╔══
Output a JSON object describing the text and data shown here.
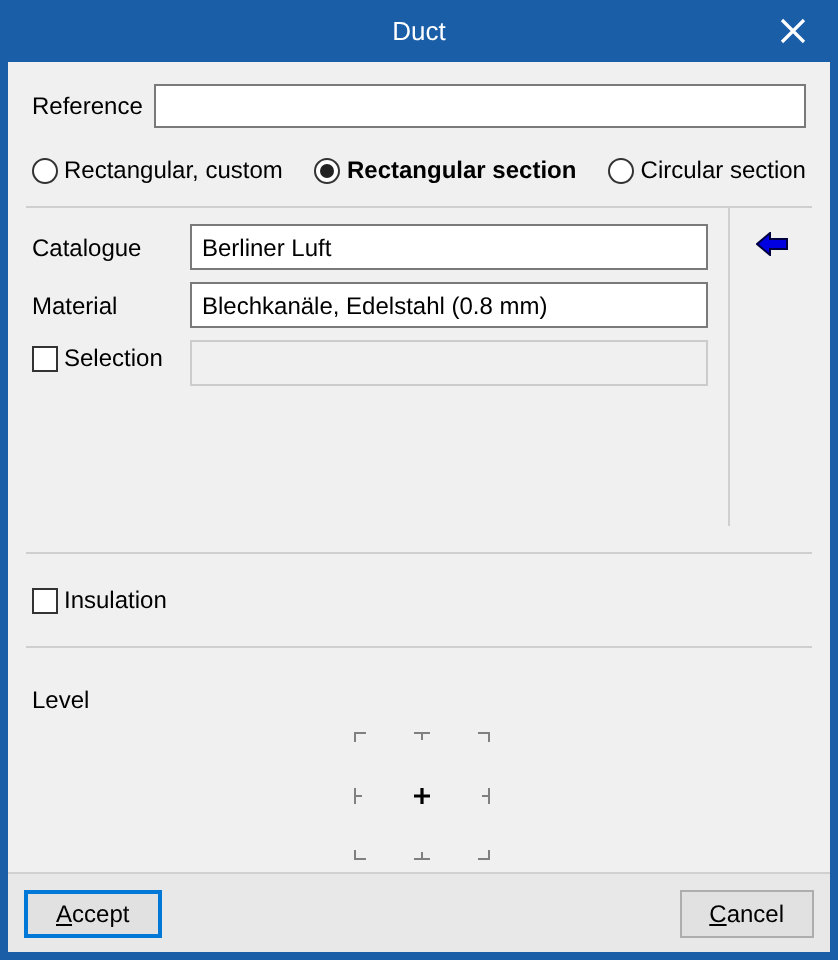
{
  "window": {
    "title": "Duct"
  },
  "reference": {
    "label": "Reference"
  },
  "section_types": [
    {
      "label": "Rectangular, custom",
      "selected": false
    },
    {
      "label": "Rectangular section",
      "selected": true
    },
    {
      "label": "Circular section",
      "selected": false
    }
  ],
  "catalogue": {
    "label": "Catalogue",
    "value": "Berliner Luft"
  },
  "material": {
    "label": "Material",
    "value": "Blechkanäle, Edelstahl (0.8 mm)"
  },
  "selection": {
    "label": "Selection",
    "checked": false,
    "disabled": true
  },
  "insulation": {
    "label": "Insulation",
    "checked": false
  },
  "level_anchor": {
    "label": "Level",
    "points": [
      {
        "selected": false
      },
      {
        "selected": false
      },
      {
        "selected": false
      },
      {
        "selected": false
      },
      {
        "selected": true
      },
      {
        "selected": false
      },
      {
        "selected": false
      },
      {
        "selected": false
      },
      {
        "selected": false
      }
    ]
  },
  "buttons": [
    {
      "label": "Accept",
      "default": true
    },
    {
      "label": "Cancel",
      "default": false
    }
  ]
}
╚══
[SHORT EXERCISE]
Leave out the pictures and copy everything else in the records word for word.

[OUTPUT]
Output a JSON object describing the text and data shown here.
{
  "window": {
    "title": "Duct"
  },
  "reference": {
    "label": "Reference"
  },
  "section_types": [
    {
      "label": "Rectangular, custom",
      "selected": false
    },
    {
      "label": "Rectangular section",
      "selected": true
    },
    {
      "label": "Circular section",
      "selected": false
    }
  ],
  "catalogue": {
    "label": "Catalogue",
    "value": "Berliner Luft"
  },
  "material": {
    "label": "Material",
    "value": "Blechkanäle, Edelstahl (0.8 mm)"
  },
  "selection": {
    "label": "Selection",
    "checked": false,
    "disabled": true
  },
  "insulation": {
    "label": "Insulation",
    "checked": false
  },
  "level_anchor": {
    "label": "Level",
    "points": [
      {
        "selected": false
      },
      {
        "selected": false
      },
      {
        "selected": false
      },
      {
        "selected": false
      },
      {
        "selected": true
      },
      {
        "selected": false
      },
      {
        "selected": false
      },
      {
        "selected": false
      },
      {
        "selected": false
      }
    ]
  },
  "buttons": [
    {
      "label": "Accept",
      "default": true
    },
    {
      "label": "Cancel",
      "default": false
    }
  ]
}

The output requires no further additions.